> What to do:
Work out how many lines of the listing hold the string "Registry", then answer with that number and nothing else.
* begin Provided information *
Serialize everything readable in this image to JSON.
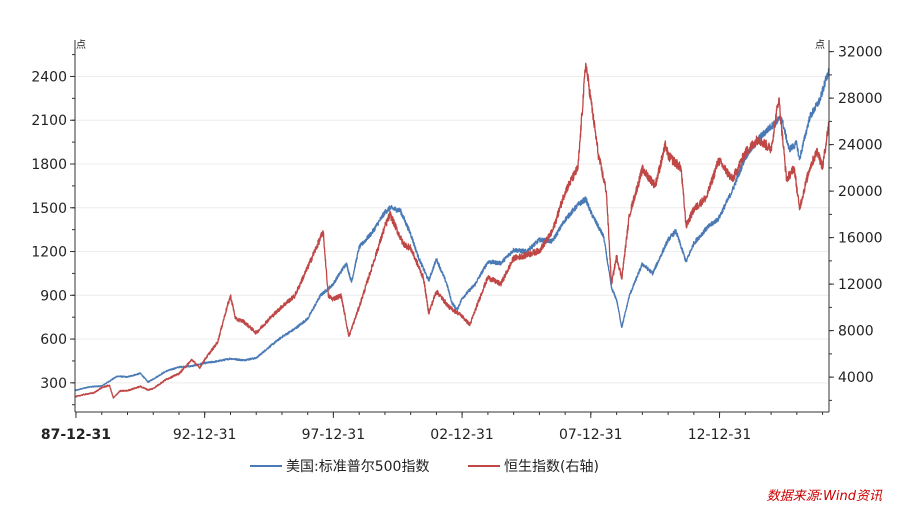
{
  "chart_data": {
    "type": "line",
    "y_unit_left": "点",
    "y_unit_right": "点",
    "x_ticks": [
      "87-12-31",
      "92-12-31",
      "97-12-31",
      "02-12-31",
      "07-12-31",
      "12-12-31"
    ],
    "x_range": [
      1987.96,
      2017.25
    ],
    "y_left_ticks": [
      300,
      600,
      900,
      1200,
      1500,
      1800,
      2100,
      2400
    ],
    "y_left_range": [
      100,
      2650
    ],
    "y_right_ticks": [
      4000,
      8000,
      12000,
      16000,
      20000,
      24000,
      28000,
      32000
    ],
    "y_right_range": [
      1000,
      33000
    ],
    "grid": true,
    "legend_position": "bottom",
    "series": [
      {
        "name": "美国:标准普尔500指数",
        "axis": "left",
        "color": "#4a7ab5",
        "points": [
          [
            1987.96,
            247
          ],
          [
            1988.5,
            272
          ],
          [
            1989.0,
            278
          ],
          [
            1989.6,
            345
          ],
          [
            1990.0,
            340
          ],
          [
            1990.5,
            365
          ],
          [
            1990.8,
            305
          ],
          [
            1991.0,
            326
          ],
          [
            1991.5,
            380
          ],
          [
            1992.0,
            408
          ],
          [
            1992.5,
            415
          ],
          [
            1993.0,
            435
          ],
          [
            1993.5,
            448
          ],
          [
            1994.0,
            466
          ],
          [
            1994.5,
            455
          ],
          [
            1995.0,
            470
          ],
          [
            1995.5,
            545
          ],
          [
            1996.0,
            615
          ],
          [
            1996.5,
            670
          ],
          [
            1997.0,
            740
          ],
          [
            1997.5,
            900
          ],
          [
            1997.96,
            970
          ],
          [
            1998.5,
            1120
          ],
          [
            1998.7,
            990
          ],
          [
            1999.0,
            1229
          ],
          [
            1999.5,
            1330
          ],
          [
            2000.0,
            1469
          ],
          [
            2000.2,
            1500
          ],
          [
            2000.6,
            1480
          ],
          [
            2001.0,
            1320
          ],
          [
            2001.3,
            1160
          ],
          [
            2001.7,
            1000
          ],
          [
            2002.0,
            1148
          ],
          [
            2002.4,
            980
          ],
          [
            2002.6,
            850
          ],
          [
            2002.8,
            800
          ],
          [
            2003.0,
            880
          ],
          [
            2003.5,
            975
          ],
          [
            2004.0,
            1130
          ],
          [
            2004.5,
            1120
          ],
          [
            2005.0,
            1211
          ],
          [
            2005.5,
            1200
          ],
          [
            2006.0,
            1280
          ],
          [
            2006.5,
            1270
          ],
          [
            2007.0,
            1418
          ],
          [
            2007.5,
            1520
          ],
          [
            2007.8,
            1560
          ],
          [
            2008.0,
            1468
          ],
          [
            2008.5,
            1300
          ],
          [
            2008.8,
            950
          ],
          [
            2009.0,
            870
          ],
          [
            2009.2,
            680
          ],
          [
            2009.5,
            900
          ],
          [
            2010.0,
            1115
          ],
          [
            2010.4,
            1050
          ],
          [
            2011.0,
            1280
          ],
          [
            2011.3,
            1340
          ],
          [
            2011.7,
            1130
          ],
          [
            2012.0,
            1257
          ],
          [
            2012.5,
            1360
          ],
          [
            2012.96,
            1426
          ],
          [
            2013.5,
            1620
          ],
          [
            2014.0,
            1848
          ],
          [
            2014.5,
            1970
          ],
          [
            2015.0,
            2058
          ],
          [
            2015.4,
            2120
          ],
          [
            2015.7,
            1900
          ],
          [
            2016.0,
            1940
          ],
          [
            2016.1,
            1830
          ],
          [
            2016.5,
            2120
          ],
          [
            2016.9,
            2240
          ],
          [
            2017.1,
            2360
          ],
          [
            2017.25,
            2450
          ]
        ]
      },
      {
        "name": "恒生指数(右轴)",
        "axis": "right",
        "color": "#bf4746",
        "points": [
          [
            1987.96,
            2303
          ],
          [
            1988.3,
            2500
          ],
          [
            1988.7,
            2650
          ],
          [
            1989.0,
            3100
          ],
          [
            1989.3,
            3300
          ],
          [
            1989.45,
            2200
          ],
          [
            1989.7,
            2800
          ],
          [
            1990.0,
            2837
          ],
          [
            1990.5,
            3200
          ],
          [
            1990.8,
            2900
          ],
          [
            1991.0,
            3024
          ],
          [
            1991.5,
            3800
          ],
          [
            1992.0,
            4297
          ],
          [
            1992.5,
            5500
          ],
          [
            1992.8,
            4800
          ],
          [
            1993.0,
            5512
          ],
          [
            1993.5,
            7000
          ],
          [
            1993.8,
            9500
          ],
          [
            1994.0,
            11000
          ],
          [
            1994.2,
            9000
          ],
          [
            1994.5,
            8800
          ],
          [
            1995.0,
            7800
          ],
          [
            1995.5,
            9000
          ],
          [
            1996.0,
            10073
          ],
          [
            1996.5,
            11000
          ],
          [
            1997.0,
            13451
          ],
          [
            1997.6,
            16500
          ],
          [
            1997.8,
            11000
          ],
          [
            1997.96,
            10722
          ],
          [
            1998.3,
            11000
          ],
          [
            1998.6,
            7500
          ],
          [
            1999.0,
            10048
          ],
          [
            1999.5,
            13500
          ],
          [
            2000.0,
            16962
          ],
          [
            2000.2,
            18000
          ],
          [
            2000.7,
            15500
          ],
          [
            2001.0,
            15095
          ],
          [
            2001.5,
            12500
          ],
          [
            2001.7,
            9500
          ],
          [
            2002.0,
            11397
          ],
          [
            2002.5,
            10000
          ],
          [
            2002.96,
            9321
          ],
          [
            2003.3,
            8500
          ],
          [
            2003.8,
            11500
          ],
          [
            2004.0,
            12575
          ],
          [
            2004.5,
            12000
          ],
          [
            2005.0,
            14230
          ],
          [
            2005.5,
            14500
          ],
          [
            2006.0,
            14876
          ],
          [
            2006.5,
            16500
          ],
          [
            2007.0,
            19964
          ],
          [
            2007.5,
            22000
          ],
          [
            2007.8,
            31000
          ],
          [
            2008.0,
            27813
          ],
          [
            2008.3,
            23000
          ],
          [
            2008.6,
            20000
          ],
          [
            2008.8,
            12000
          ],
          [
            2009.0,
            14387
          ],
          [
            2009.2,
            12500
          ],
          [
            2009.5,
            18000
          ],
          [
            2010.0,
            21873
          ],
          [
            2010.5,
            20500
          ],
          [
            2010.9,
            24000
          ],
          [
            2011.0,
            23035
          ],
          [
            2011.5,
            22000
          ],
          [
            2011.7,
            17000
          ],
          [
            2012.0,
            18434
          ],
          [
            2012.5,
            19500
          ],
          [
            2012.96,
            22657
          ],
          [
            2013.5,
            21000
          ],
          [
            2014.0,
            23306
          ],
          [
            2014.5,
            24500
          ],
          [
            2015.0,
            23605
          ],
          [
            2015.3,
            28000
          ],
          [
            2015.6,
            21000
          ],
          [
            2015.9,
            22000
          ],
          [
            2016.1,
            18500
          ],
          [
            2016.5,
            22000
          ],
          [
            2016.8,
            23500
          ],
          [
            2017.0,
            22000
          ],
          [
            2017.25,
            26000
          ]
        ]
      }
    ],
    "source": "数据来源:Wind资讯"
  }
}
* end Provided information *
* begin Provided information *
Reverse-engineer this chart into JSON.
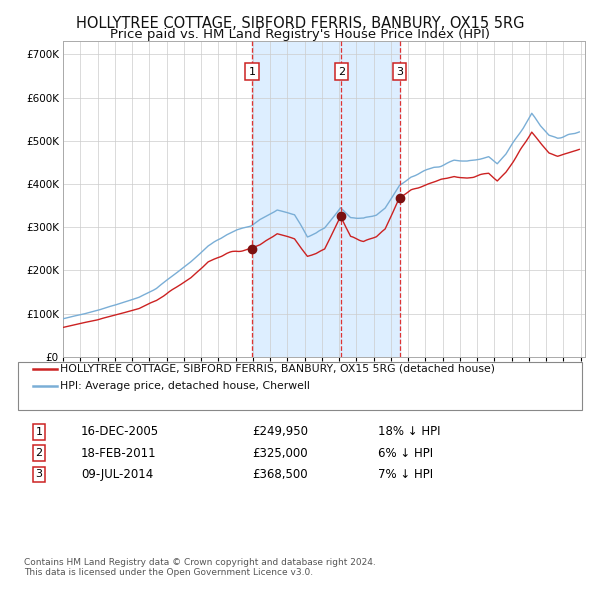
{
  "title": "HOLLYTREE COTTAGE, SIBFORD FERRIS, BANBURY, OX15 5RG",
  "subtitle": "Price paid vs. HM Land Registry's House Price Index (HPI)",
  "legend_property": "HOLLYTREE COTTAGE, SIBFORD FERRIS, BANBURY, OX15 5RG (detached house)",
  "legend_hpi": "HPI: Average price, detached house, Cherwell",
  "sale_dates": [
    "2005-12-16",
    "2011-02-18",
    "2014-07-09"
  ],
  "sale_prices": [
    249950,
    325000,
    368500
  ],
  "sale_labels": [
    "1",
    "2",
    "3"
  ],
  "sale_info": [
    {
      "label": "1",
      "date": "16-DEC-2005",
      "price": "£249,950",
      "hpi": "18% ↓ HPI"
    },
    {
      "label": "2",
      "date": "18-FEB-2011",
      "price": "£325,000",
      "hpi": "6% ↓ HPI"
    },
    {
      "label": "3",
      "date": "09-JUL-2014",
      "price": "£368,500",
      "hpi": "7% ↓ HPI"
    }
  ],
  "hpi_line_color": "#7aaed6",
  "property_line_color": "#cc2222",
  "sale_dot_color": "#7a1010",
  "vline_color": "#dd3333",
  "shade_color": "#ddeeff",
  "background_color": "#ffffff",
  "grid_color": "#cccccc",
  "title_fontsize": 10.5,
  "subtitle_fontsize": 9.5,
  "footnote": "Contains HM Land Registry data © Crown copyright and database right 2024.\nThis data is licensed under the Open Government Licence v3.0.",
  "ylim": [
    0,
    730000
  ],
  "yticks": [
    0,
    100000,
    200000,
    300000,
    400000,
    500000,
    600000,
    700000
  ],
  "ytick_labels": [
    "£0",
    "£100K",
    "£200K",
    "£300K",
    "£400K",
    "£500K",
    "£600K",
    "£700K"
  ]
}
* end Provided information *
> Solution to this exercise:
2